**Information shown:**

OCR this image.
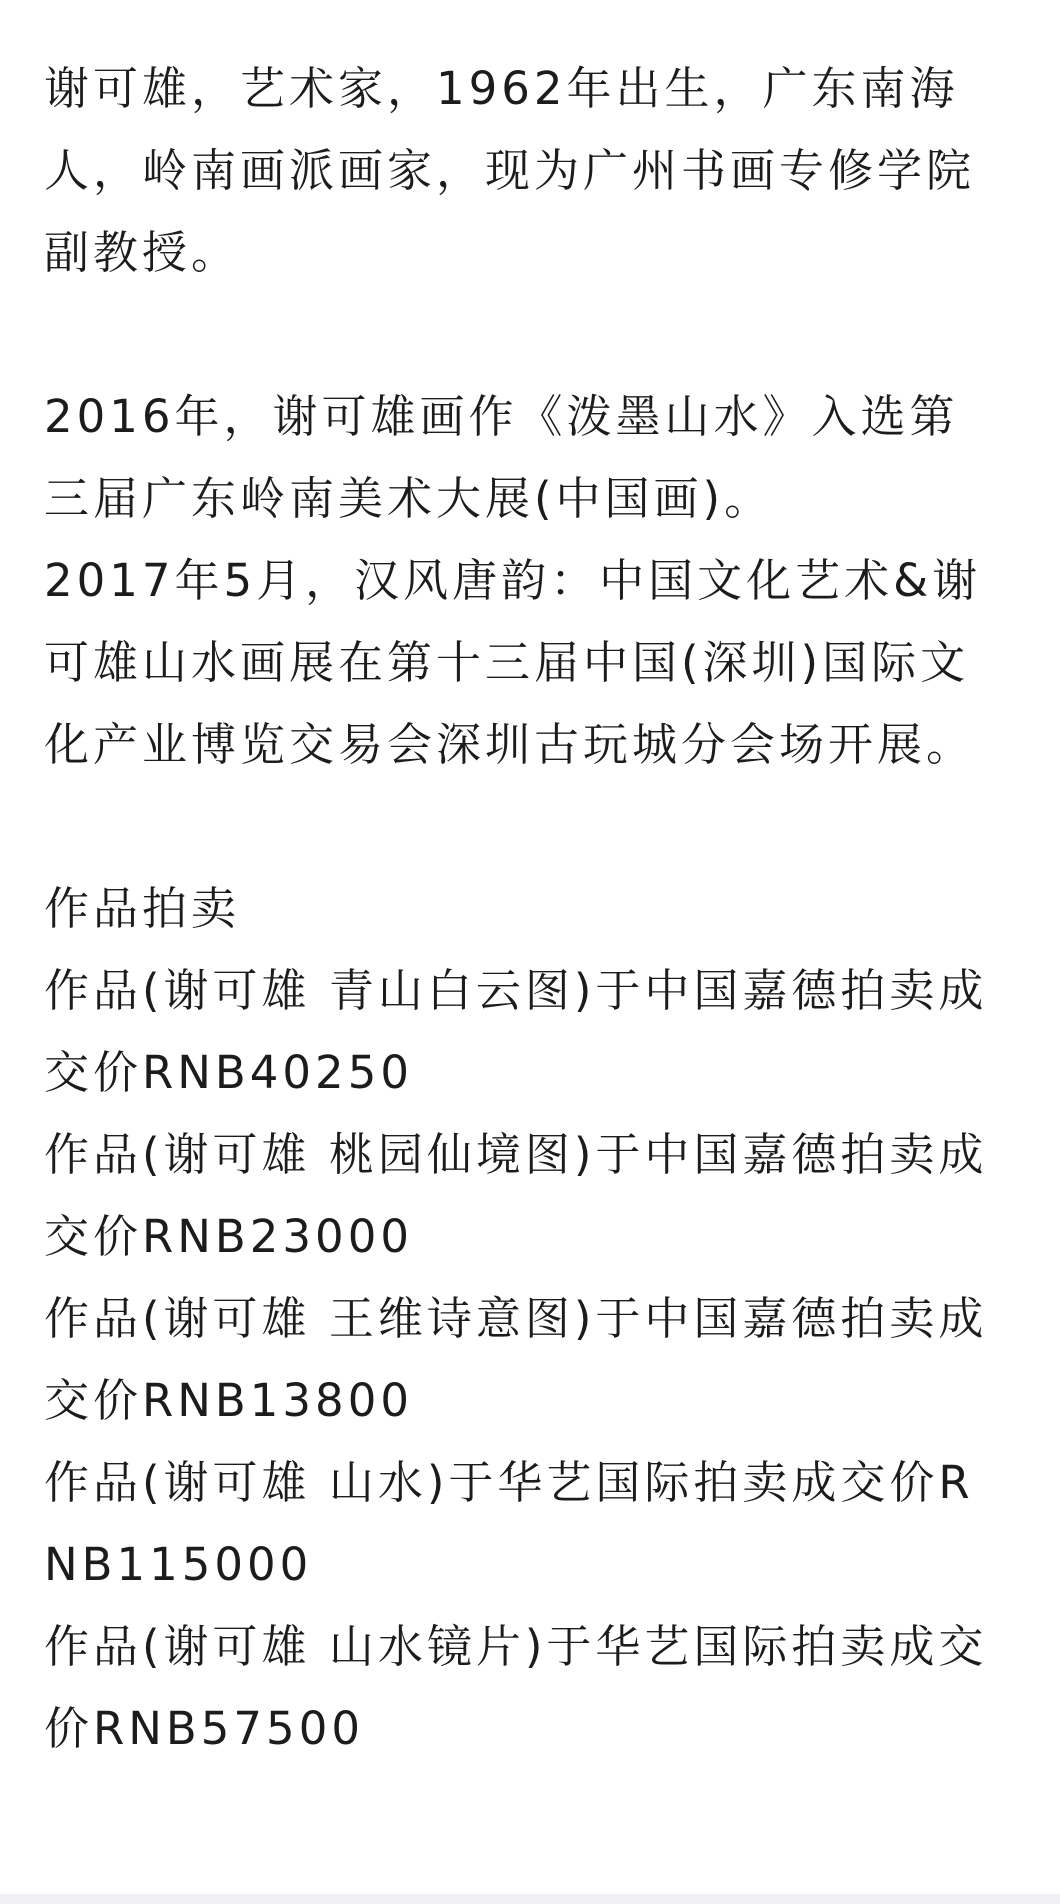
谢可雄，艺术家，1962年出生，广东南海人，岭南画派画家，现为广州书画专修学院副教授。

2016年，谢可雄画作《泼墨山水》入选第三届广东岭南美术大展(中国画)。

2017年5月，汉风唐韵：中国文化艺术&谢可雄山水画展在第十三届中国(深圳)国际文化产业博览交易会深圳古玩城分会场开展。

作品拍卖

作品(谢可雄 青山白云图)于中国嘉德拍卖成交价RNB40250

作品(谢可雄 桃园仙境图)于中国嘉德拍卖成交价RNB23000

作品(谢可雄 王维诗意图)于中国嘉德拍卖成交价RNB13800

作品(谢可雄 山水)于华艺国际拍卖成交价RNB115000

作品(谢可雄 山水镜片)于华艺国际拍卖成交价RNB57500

**What the task requires:**
Without including any pictures, output all the entries above exactly.

**Exercise output:**
OCR this image.
谢可雄，艺术家，1962年出生，广东南海人，岭南画派画家，现为广州书画专修学院副教授。

2016年，谢可雄画作《泼墨山水》入选第三届广东岭南美术大展(中国画)。

2017年5月，汉风唐韵：中国文化艺术&谢可雄山水画展在第十三届中国(深圳)国际文化产业博览交易会深圳古玩城分会场开展。

作品拍卖

作品(谢可雄 青山白云图)于中国嘉德拍卖成交价RNB40250

作品(谢可雄 桃园仙境图)于中国嘉德拍卖成交价RNB23000

作品(谢可雄 王维诗意图)于中国嘉德拍卖成交价RNB13800

作品(谢可雄 山水)于华艺国际拍卖成交价RNB115000

作品(谢可雄 山水镜片)于华艺国际拍卖成交价RNB57500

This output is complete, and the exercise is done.